> [Page text]:
---
Cellular Automaton Simulation of Corrosion in 347H Steel Exposed to Molten Solar Salt at Pilot Plant Scale

1. Introduction

Energy transition and the high demand for electricity consumption brings with it a series of challenges and possible problems, especially environmental ones, due to the methods of production used. To meet the growing energy demand and comply with current environmental regulations, new sources of electricity production have been developed, such as solar energy. In recent times, concentrated solar power (CSP) plants have become a promising technology for large-scale electricity production. This technology uses tanks that store thermal energy by employing heat transfer fluid (HTF); this energy is used during the night to produce electricity, thereby maintaining a continuous production cycle [1]. The most used heat transfer medium is a binary mixture of nitrate salts, known as solar salt, composed of 60 % sodium nitrate and 40 % potassium nitrate [1]. Storing thermal energy using molten salts creates extreme operating conditions, reaching over 560 °C, a temperature that affects the materials used in the construction of storage tanks [2,3]. These conditions can cause corrosion damage to the steel used, potentially leading to catastrophic problems for the environment, the plant, or the working personnel [4,5,6,7].

Corrosion study techniques are valuable and provide critical information [8,9,10,11], however, they often require several days or even weeks to complete. To address this, the use of the cellular automata (CA) model is proposed as an alternative for evaluating the corrosion behavior of steel used in thermal storage systems with molten salts [12,13,14]. This approach aims to determine the corrosion rate (C.R.) and simulate oxide formation under the operating conditions of a pilot plant at the University of Antofagasta.
---
> [Collected material]:
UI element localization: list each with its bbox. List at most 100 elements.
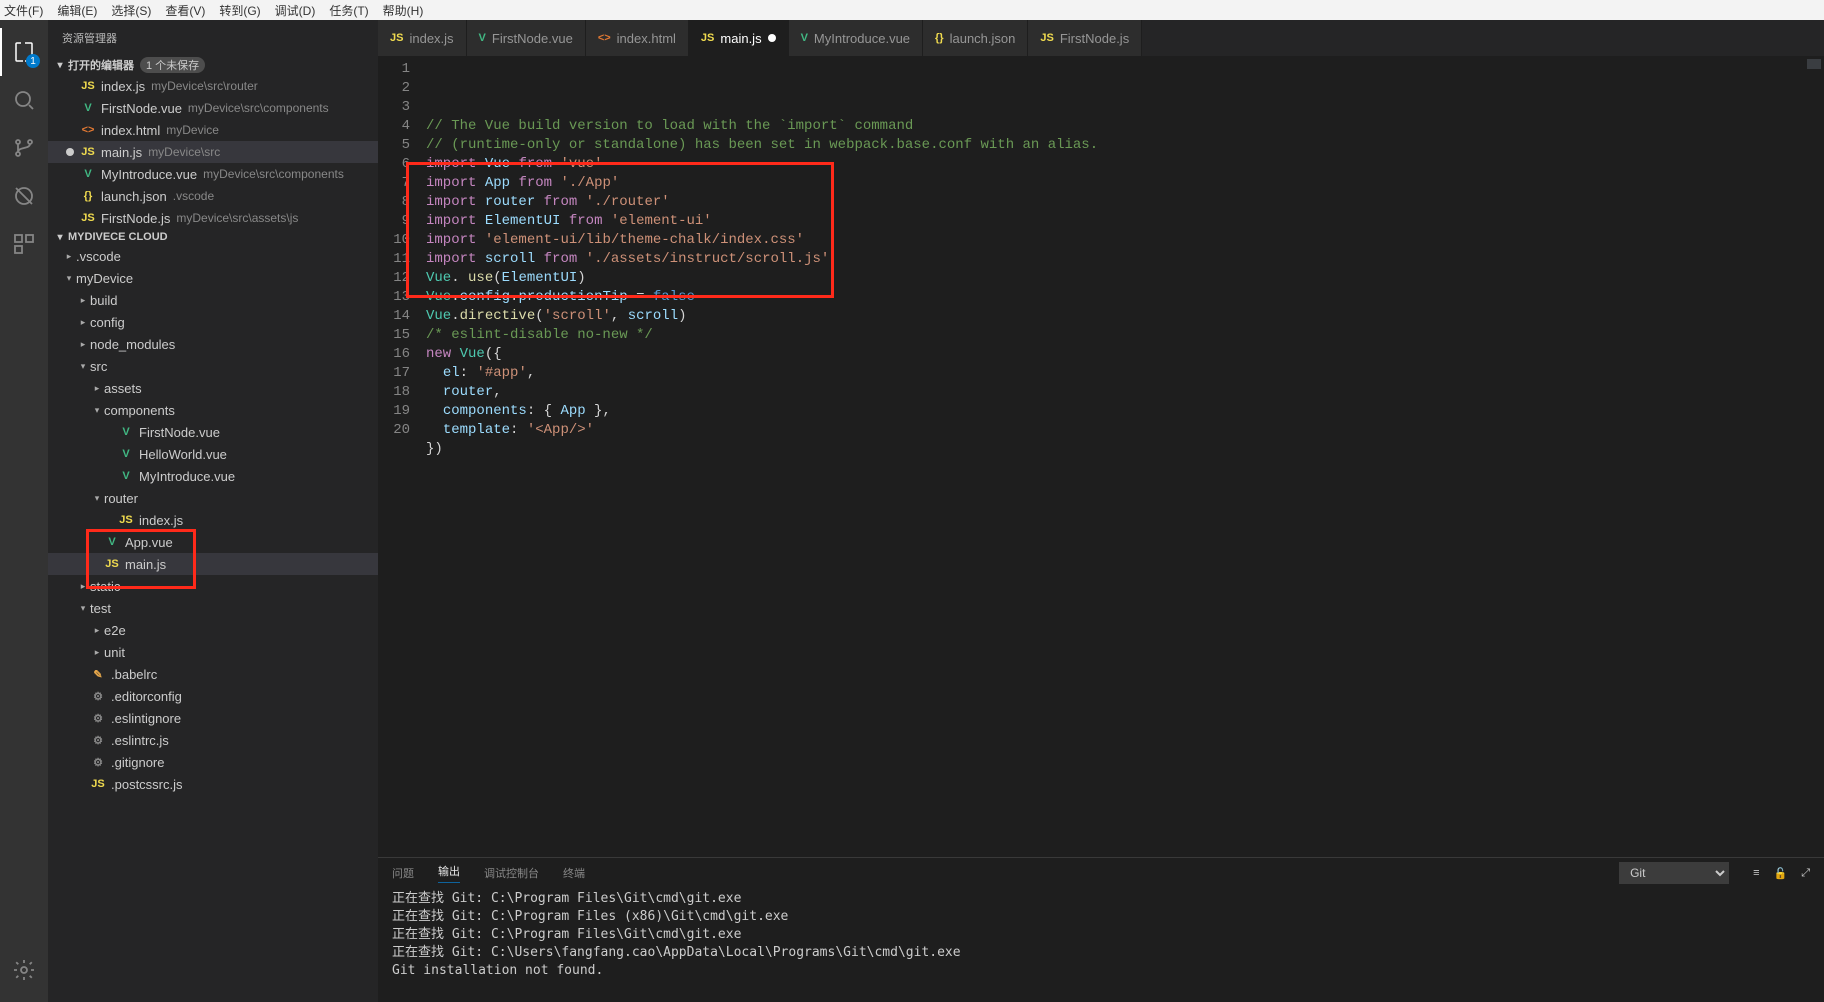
---
> [Given exercise A]: According to the corrosion passage, why is a cellular automata model put forward for studying corrosion of the steel in thermal storage systems? Answer in one to three sentences.
> [Given exercise B]: Decide whether each statement agrees with the corrosion passage, answering yes or no and quoting the deciding words: (i) Solar salt consists of 60 % sodium nitrate and 40 % potassium nitrate. (ii) Molten salt storage keeps temperatures below 500 °C. (iii) The simulation addresses the operating conditions of a pilot plant at the University of Antofagasta.
> [Given exercise C]: Please copy everything in the corrosion passage from "Corrosion study techniques" down to "University of Antofagasta.".
Nothing in the listing is needed here.

> [Final result A]: The usual corrosion study techniques give critical information but often take several days or even weeks to complete. The cellular automata model is proposed as an alternative to address that.

> [Final result B]:
(i) Yes: "composed of 60 % sodium nitrate and 40 % potassium nitrate"
(ii) No: "reaching over 560 °C"
(iii) Yes: "under the operating conditions of a pilot plant at the University of Antofagasta"

> [Final result C]:
Corrosion study techniques are valuable and provide critical information [8,9,10,11], however, they often require several days or even weeks to complete. To address this, the use of the cellular automata (CA) model is proposed as an alternative for evaluating the corrosion behavior of steel used in thermal storage systems with molten salts [12,13,14]. This approach aims to determine the corrosion rate (C.R.) and simulate oxide formation under the operating conditions of a pilot plant at the University of Antofagasta.